▶ _Source text_
The app_name and image_ref are the only required fields. app_name is the unique application name on Fly.io (e.g. fly-machines-django) and it’s necessary to define in which Fly App the Machine will be created at. The image_ref is the Docker image used to boot our machine.

We implement run() and get_or_update_state() methods in FlyMachine:

# machines/models.py

class FlyMachine(models.Model):
    ...

    def run(self, cmd):
        try:
            data = FlyMachinesAPIService.create_machine(
                self.app_name, self.image_ref, cmd
            )
        except requests.exceptions.HTTPError as err:
            logger.error("HTTPError: %s", err)
            raise
        self.result = data
        self.machine_id = data.get("id")
        self.instance_id = data.get("instance_id")
        self.region_id = data.get("region")
        machine_state = data.get("events")[0][
            "status"
        ]  # last event's status
        self.state = next(
            state
            for state in FlyMachine.MachineState
            if state.label == machine_state
        )
        self.save()

    def get_or_update_state(self):
        if self.state != FlyMachine.MachineState.DESTROYED:
            try:
                data = FlyMachinesAPIService.get_machine(
                    self.app_name, self.machine_id
                )
            except requests.exceptions.HTTPError as err:
                logger.error("HTTP error occurred: %s", err)
                raise
            self.result = data
            machine_state = data.get("events")[0][
                "status"
            ]  # last event's status
            self.state = next(
                state
                for state in FlyMachine.MachineState
                if state.label == machine_state
            )
            self.save()

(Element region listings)
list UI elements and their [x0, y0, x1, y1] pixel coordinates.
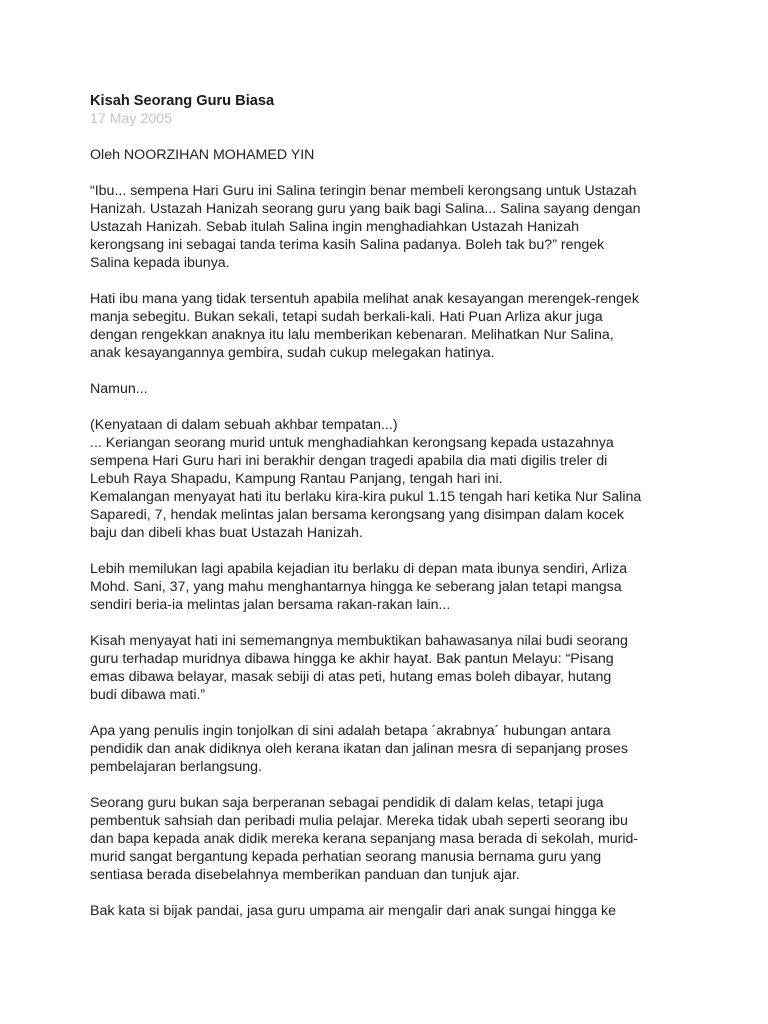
article-paragraph-1: “Ibu... sempena Hari Guru ini Salina teringin benar membeli kerongsang untuk Ustazah Hanizah. Ustazah Hanizah seorang guru yang baik bagi Salina... Salina sayang dengan Ustazah Hanizah. Sebab itulah Salina ingin menghadiahkan Ustazah Hanizah kerongsang ini sebagai tanda terima kasih Salina padanya. Boleh tak bu?” rengek Salina kepada ibunya.: [90, 183, 641, 271]
article-paragraph-7: Apa yang penulis ingin tonjolkan di sini adalah betapa ´akrabnya´ hubungan antara pendidik dan anak didiknya oleh kerana ikatan dan jalinan mesra di sepanjang proses pembelajaran berlangsung.: [90, 723, 628, 775]
article-paragraph-4: (Kenyataan di dalam sebuah akhbar tempatan...) ... Keriangan seorang murid untuk menghadiahkan kerongsang kepada ustazahnya sempena Hari Guru hari ini berakhir dengan tragedi apabila dia mati digilis treler di Lebuh Raya Shapadu, Kampung Rantau Panjang, tengah hari ini. Kemalangan menyayat hati itu berlaku kira-kira pukul 1.15 tengah hari ketika Nur Salina Saparedi, 7, hendak melintas jalan bersama kerongsang yang disimpan dalam kocek baju dan dibeli khas buat Ustazah Hanizah.: [90, 417, 642, 541]
article-date: 17 May 2005: [90, 111, 173, 127]
article-paragraph-5: Lebih memilukan lagi apabila kejadian itu berlaku di depan mata ibunya sendiri, Arliza Mohd. Sani, 37, yang mahu menghantarnya hingga ke seberang jalan tetapi mangsa sendiri beria-ia melintas jalan bersama rakan-rakan lain...: [90, 561, 628, 613]
article-byline: Oleh NOORZIHAN MOHAMED YIN: [90, 147, 315, 163]
article-title: Kisah Seorang Guru Biasa: [90, 93, 275, 109]
article-paragraph-9: Bak kata si bijak pandai, jasa guru umpama air mengalir dari anak sungai hingga ke: [90, 903, 617, 919]
article-paragraph-3: Namun...: [90, 381, 148, 397]
article-paragraph-8: Seorang guru bukan saja berperanan sebagai pendidik di dalam kelas, tetapi juga pembentuk sahsiah dan peribadi mulia pelajar. Mereka tidak ubah seperti seorang ibu dan bapa kepada anak didik mereka kerana sepanjang masa berada di sekolah, murid- murid sangat bergantung kepada perhatian seorang manusia bernama guru yang sentiasa berada disebelahnya memberikan panduan dan tunjuk ajar.: [90, 795, 639, 883]
article-paragraph-2: Hati ibu mana yang tidak tersentuh apabila melihat anak kesayangan merengek-rengek manja sebegitu. Bukan sekali, tetapi sudah berkali-kali. Hati Puan Arliza akur juga dengan rengekkan anaknya itu lalu memberikan kebenaran. Melihatkan Nur Salina, anak kesayangannya gembira, sudah cukup melegakan hatinya.: [90, 291, 639, 361]
article: [90, 92, 690, 920]
article-paragraph-6: Kisah menyayat hati ini sememangnya membuktikan bahawasanya nilai budi seorang guru terhadap muridnya dibawa hingga ke akhir hayat. Bak pantun Melayu: “Pisang emas dibawa belayar, masak sebiji di atas peti, hutang emas boleh dibayar, hutang budi dibawa mati.”: [90, 633, 628, 703]
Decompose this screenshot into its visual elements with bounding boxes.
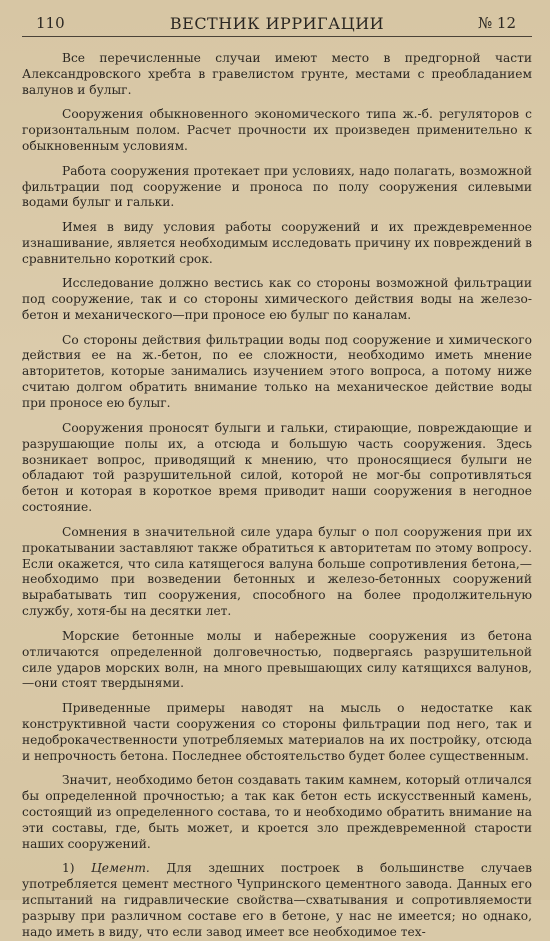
paragraph: Все перечисленные случаи имеют место в предгорной части Александровского хребта в гравелистом грунте, местами с преобладанием валунов и булыг. <box>22 51 532 97</box>
article-body <box>22 51 532 941</box>
section-text: Для здешних построек в большинстве случаев употребляется цемент местного Чупринского цементного завода. Данных его испытаний на гидравлические свойства—схватывания и сопротивляемости разрыву при различном составе его в бетоне, у нас не имеется; но однако, надо иметь в виду, что если завод имеет все необходимое тех- <box>22 861 533 939</box>
paragraph: Работа сооружения протекает при условиях, надо полагать, возможной фильтрации под сооружение и проноса по полу сооружения силевыми водами булыг и гальки. <box>22 163 532 210</box>
cement-paragraph <box>22 861 532 941</box>
paragraph: Сооружения проносят булыги и гальки, стирающие, повреждающие и разрушающие полы их, а отсюда и большую часть сооружения. Здесь возникает вопрос, приводящий к мнению, что проносящиеся булыги не обладают той разрушительной силой, которой не мог-бы сопротивляться бетон и которая в короткое время приводит наши сооружения в негодное состояние. <box>22 420 532 515</box>
paragraph: Значит, необходимо бетон создавать таким камнем, который отличался бы определенной прочностью; а так как бетон есть искусственный камень, состоящий из определенного состава, то и необходимо обратить внимание на эти составы, где, быть может, и кроется зло преждевременной старости наших сооружений. <box>22 773 532 851</box>
section-term: Цемент. <box>91 861 150 876</box>
paragraph: Сооружения обыкновенного экономического типа ж.-б. регуляторов с горизонтальным полом. Расчет прочности их произведен применительно к обыкновенным условиям. <box>22 107 532 154</box>
journal-title: ВЕСТНИК ИРРИГАЦИИ <box>169 14 385 33</box>
page-number: 110 <box>36 14 65 32</box>
paragraph: Исследование должно вестись как со стороны возможной фильтрации под сооружение, так и со стороны химического действия воды на железо-бетон и механического—при проносе ею булыг по каналам. <box>22 276 532 323</box>
paragraph: Сомнения в значительной силе удара булыг о пол сооружения при их прокатывании заставляют также обратиться к авторитетам по этому вопросу. Если окажется, что сила катящегося валуна больше сопротивления бетона,—необходимо при возведении бетонных и железо-бетонных сооружений вырабатывать тип сооружения, способного на более продолжительную службу, хотя-бы на десятки лет. <box>22 524 532 619</box>
issue-number: № 12 <box>477 14 516 32</box>
paragraph: Приведенные примеры наводят на мысль о недостатке как конструктивной части сооружения со стороны фильтрации под него, так и недоброкачественности употребляемых материалов на их постройку, отсюда и непрочность бетона. Последнее обстоятельство будет более существенным. <box>22 700 532 763</box>
paragraph: Со стороны действия фильтрации воды под сооружение и химического действия ее на ж.-бетон, по ее сложности, необходимо иметь мнение авторитетов, которые занимались изучением этого вопроса, а потому ниже считаю долгом обратить внимание только на механическое действие воды при проносе ею булыг. <box>22 332 532 411</box>
page-header <box>22 14 532 37</box>
paragraph: Морские бетонные молы и набережные сооружения из бетона отличаются определенной долговечностью, подвергаясь разрушительной силе ударов морских волн, на много превышающих силу катящихся валунов,—они стоят твердынями. <box>22 628 532 691</box>
paragraph: Имея в виду условия работы сооружений и их преждевременное изнашивание, является необходимым исследовать причину их повреждений в сравнительно короткий срок. <box>22 219 532 266</box>
section-number: 1) <box>62 861 75 876</box>
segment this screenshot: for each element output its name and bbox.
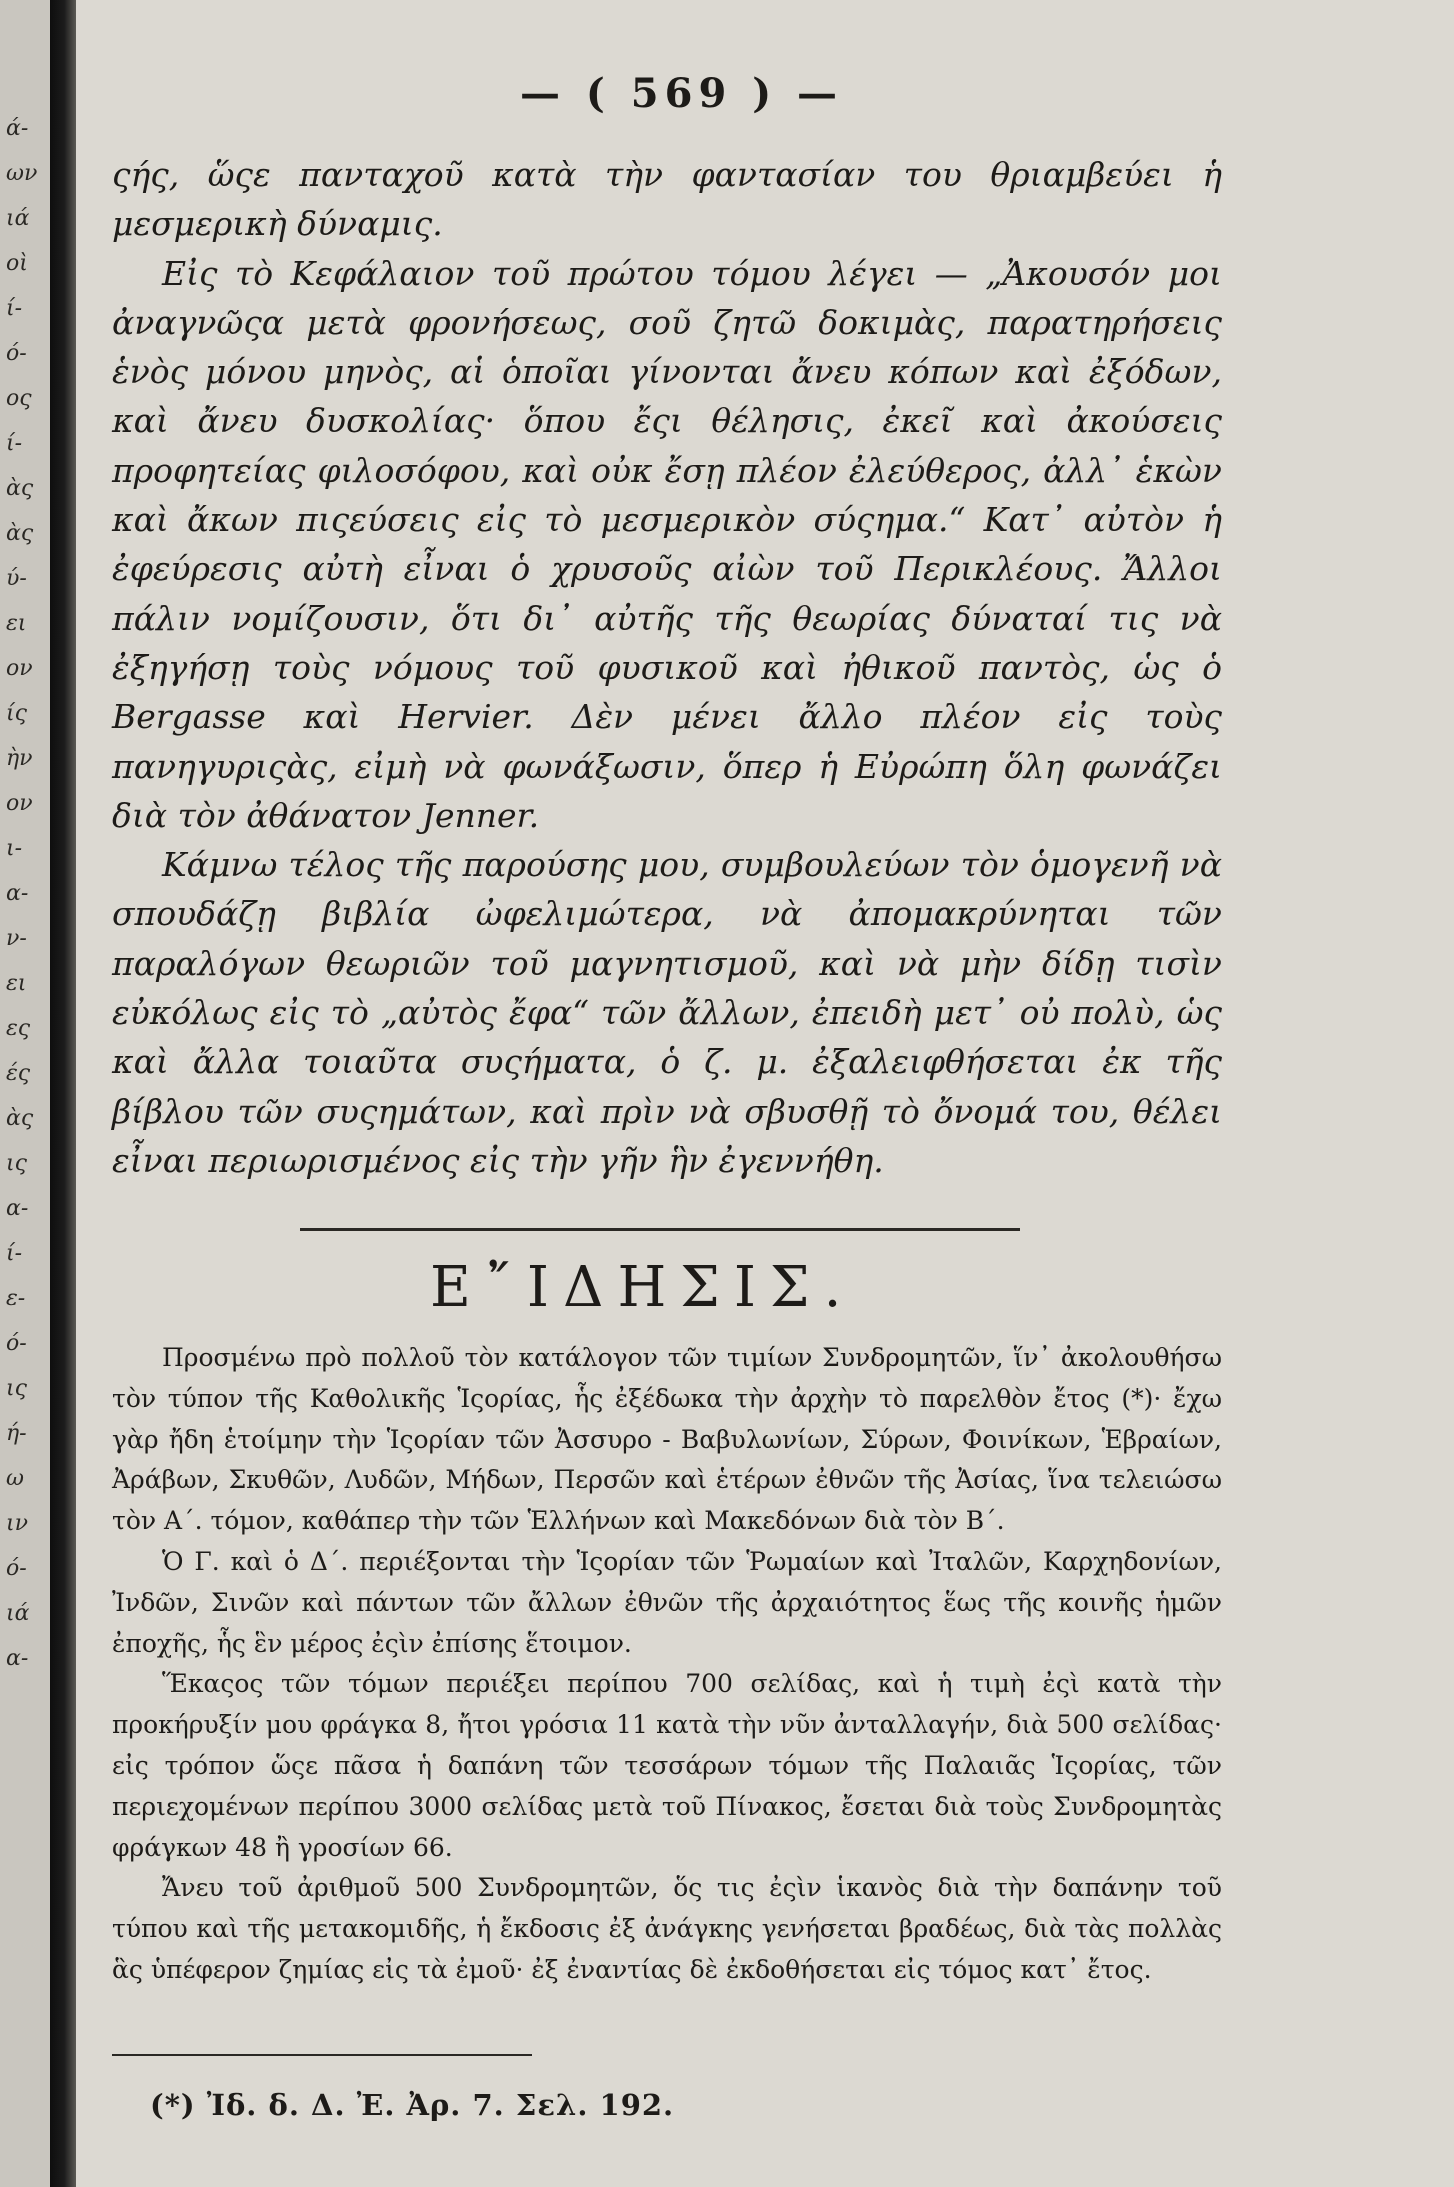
adjacent-page-fragment: ω bbox=[6, 1466, 24, 1491]
adjacent-page-fragment: ή- bbox=[6, 1421, 27, 1446]
notice-paragraph: Ἕκαςος τῶν τόμων περιέξει περίπου 700 σελίδας, καὶ ἡ τιμὴ ἐςὶ κατὰ τὴν προκήρυξίν μου φράγκα 8, ἤτοι γρόσια 11 κατὰ τὴν νῦν ἀνταλλαγήν, διὰ 500 σελίδας· εἰς τρόπον ὥςε πᾶσα ἡ δαπάνη τῶν τεσσάρων τόμων τῆς Παλαιᾶς Ἱςορίας, τῶν περιεχομένων περίπου 3000 σελίδας μετὰ τοῦ Πίνακος, ἔσεται διὰ τοὺς Συνδρομητὰς φράγκων 48 ἢ γροσίων 66. bbox=[112, 1669, 1222, 1862]
adjacent-page-fragment: ίς bbox=[6, 701, 27, 726]
adjacent-page-fragment: ό- bbox=[6, 1556, 27, 1581]
adjacent-page-fragment: ές bbox=[6, 1061, 31, 1086]
adjacent-page-fragment: ί- bbox=[6, 431, 23, 456]
adjacent-page-fragment: ό- bbox=[6, 341, 27, 366]
adjacent-page-fragment: ες bbox=[6, 1016, 31, 1041]
body-paragraph: ςής, ὥςε πανταχοῦ κατὰ τὴν φαντασίαν του θριαμβεύει ἡ μεσμερικὴ δύναμις. bbox=[112, 155, 1222, 244]
adjacent-page-fragment: ον bbox=[6, 656, 33, 681]
adjacent-page-fragment: α- bbox=[6, 881, 29, 906]
body-text bbox=[112, 150, 1222, 1185]
adjacent-page-fragment: ὰς bbox=[6, 476, 34, 501]
adjacent-page-fragment: ων bbox=[6, 161, 38, 186]
notice-paragraph: Ἄνευ τοῦ ἀριθμοῦ 500 Συνδρομητῶν, ὅς τις ἐςὶν ἱκανὸς διὰ τὴν δαπάνην τοῦ τύπου καὶ τῆς μετακομιδῆς, ἡ ἔκδοσις ἐξ ἀνάγκης γενήσεται βραδέως, διὰ τὰς πολλὰς ἃς ὑπέφερον ζημίας εἰς τὰ ἐμοῦ· ἐξ ἐναντίας δὲ ἐκδοθήσεται εἰς τόμος κατ᾽ ἔτος. bbox=[112, 1873, 1222, 1984]
adjacent-page-fragment: ις bbox=[6, 1376, 27, 1401]
notice-paragraph: Προσμένω πρὸ πολλοῦ τὸν κατάλογον τῶν τιμίων Συνδρομητῶν, ἵν᾽ ἀκολουθήσω τὸν τύπον τῆς Καθολικῆς Ἱςορίας, ἧς ἐξέδωκα τὴν ἀρχὴν τὸ παρελθὸν ἔτος (*)· ἔχω γὰρ ἤδη ἑτοίμην τὴν Ἱςορίαν τῶν Ἀσσυρο - Βαβυλωνίων, Σύρων, Φοινίκων, Ἑβραίων, Ἀράβων, Σκυθῶν, Λυδῶν, Μήδων, Περσῶν καὶ ἑτέρων ἐθνῶν τῆς Ἀσίας, ἵνα τελειώσω τὸν Α΄. τόμον, καθάπερ τὴν τῶν Ἑλλήνων καὶ Μακεδόνων διὰ τὸν Β΄. bbox=[112, 1343, 1222, 1536]
section-divider bbox=[300, 1228, 1020, 1231]
adjacent-page-fragment: ον bbox=[6, 791, 33, 816]
adjacent-page-fragment: ιν bbox=[6, 1511, 28, 1536]
adjacent-page-fragment: ό- bbox=[6, 1331, 27, 1356]
footnote: (*) Ἰδ. δ. Δ. Ἐ. Ἀρ. 7. Σελ. 192. bbox=[150, 2088, 675, 2122]
adjacent-page-fragment: ιά bbox=[6, 1601, 30, 1626]
adjacent-page-edge bbox=[0, 0, 50, 2187]
notice-text bbox=[112, 1338, 1222, 1991]
adjacent-page-fragment: ὴν bbox=[6, 746, 33, 771]
adjacent-page-fragment: ί- bbox=[6, 1241, 23, 1266]
adjacent-page-fragment: ὰς bbox=[6, 1106, 34, 1131]
body-paragraph: Κάμνω τέλος τῆς παρούσης μου, συμβουλεύων τὸν ὁμογενῆ νὰ σπουδάζῃ βιβλία ὠφελιμώτερα, νὰ ἀπομακρύνηται τῶν παραλόγων θεωριῶν τοῦ μαγνητισμοῦ, καὶ νὰ μὴν δίδῃ τισὶν εὐκόλως εἰς τὸ „αὐτὸς ἔφα“ τῶν ἄλλων, ἐπειδὴ μετ᾽ οὐ πολὺ, ὡς καὶ ἄλλα τοιαῦτα συςήματα, ὁ ζ. μ. ἐξαλειφθήσεται ἐκ τῆς βίβλου τῶν συςημάτων, καὶ πρὶν νὰ σβυσθῇ τὸ ὄνομά του, θέλει εἶναι περιωρισμένος εἰς τὴν γῆν ἣν ἐγεννήθη. bbox=[112, 845, 1222, 1180]
book-gutter bbox=[50, 0, 76, 2187]
notice-title: Ε῎ΙΔΗΣΙΣ. bbox=[430, 1255, 856, 1320]
adjacent-page-fragment: ι- bbox=[6, 836, 23, 861]
adjacent-page-fragment: ί- bbox=[6, 296, 23, 321]
adjacent-page-fragment: ά- bbox=[6, 116, 29, 141]
notice-paragraph: Ὁ Γ. καὶ ὁ Δ΄. περιέξονται τὴν Ἱςορίαν τῶν Ῥωμαίων καὶ Ἰταλῶν, Καρχηδονίων, Ἰνδῶν, Σινῶν καὶ πάντων τῶν ἄλλων ἐθνῶν τῆς ἀρχαιότητος ἕως τῆς κοινῆς ἡμῶν ἐποχῆς, ἧς ἓν μέρος ἐςὶν ἐπίσης ἕτοιμον. bbox=[112, 1546, 1222, 1658]
adjacent-page-fragment: ε- bbox=[6, 1286, 26, 1311]
adjacent-page-fragment: ιά bbox=[6, 206, 30, 231]
adjacent-page-fragment: ει bbox=[6, 971, 27, 996]
body-paragraph: Εἰς τὸ Κεφάλαιον τοῦ πρώτου τόμου λέγει — „Ἀκουσόν μοι ἀναγνῶςα μετὰ φρονήσεως, σοῦ ζητῶ δοκιμὰς, παρατηρήσεις ἑνὸς μόνου μηνὸς, αἱ ὁποῖαι γίνονται ἄνευ κόπων καὶ ἐξόδων, καὶ ἄνευ δυσκολίας· ὅπου ἔςι θέλησις, ἐκεῖ καὶ ἀκούσεις προφητείας φιλοσόφου, καὶ οὐκ ἔσῃ πλέον ἐλεύθερος, ἀλλ᾽ ἑκὼν καὶ ἄκων πιςεύσεις εἰς τὸ μεσμερικὸν σύςημα.“ Κατ᾽ αὐτὸν ἡ ἐφεύρεσις αὐτὴ εἶναι ὁ χρυσοῦς αἰὼν τοῦ Περικλέους. Ἄλλοι πάλιν νομίζουσιν, ὅτι δι᾽ αὐτῆς τῆς θεωρίας δύναταί τις νὰ ἐξηγήσῃ τοὺς νόμους τοῦ φυσικοῦ καὶ ἠθικοῦ παντὸς, ὡς ὁ Bergasse καὶ Hervier. Δὲν μένει ἄλλο πλέον εἰς τοὺς πανηγυριςὰς, εἰμὴ νὰ φωνάξωσιν, ὅπερ ἡ Εὐρώπη ὅλη φωνάζει διὰ τὸν ἀθάνατον Jenner. bbox=[112, 253, 1222, 835]
adjacent-page-fragment: ν- bbox=[6, 926, 27, 951]
adjacent-page-fragment: ει bbox=[6, 611, 27, 636]
adjacent-page-fragment: ος bbox=[6, 386, 32, 411]
adjacent-page-fragment: α- bbox=[6, 1646, 29, 1671]
adjacent-page-fragment: οὶ bbox=[6, 251, 28, 276]
adjacent-page-fragment: α- bbox=[6, 1196, 29, 1221]
adjacent-page-fragment: ύ- bbox=[6, 566, 27, 591]
adjacent-page-fragment: ις bbox=[6, 1151, 27, 1176]
page-number-header: — ( 569 ) — bbox=[520, 70, 844, 117]
footnote-divider bbox=[112, 2054, 532, 2056]
adjacent-page-fragment: ὰς bbox=[6, 521, 34, 546]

▶ _Set task 1_
Reproduce the passage of the Fly.io Machine text from "The app_name and" up to and including "boot our machine.".
▶ _Set task 2_
Arrange the lines of the records from the line with "paragraph: Все перечисленные" up to and including the line with "cement-paragraph <box>22 861 532 941</box>" as a Markdown table with the columns "Row" and "Line", where "Row" holds a row number and "Line" holds the line, omitting blank lines.

▶ _Task output 1_
The app_name and image_ref are the only required fields. app_name is the unique application name on Fly.io (e.g. fly-machines-django) and it’s necessary to define in which Fly App the Machine will be created at. The image_ref is the Docker image used to boot our machine.

▶ _Task output 2_
| Row | Line |
|---|---|
| 1 | paragraph: Все перечисленные случаи имеют место в предгорной части Александровского хребта в гравелистом грунте, местами с преобладанием валунов и булыг. <box>22 51 532 97</box> |
| 2 | article-body <box>22 51 532 941</box> |
| 3 | section-text: Для здешних построек в большинстве случаев употребляется цемент местного Чупринского цементного завода. Данных его испытаний на гидравлические свойства—схватывания и сопротивляемости разрыву при различном составе его в бетоне, у нас не имеется; но однако, надо иметь в виду, что если завод имеет все необходимое тех- <box>22 861 533 939</box> |
| 4 | paragraph: Работа сооружения протекает при условиях, надо полагать, возможной фильтрации под сооружение и проноса по полу сооружения силевыми водами булыг и гальки. <box>22 163 532 210</box> |
| 5 | cement-paragraph <box>22 861 532 941</box> |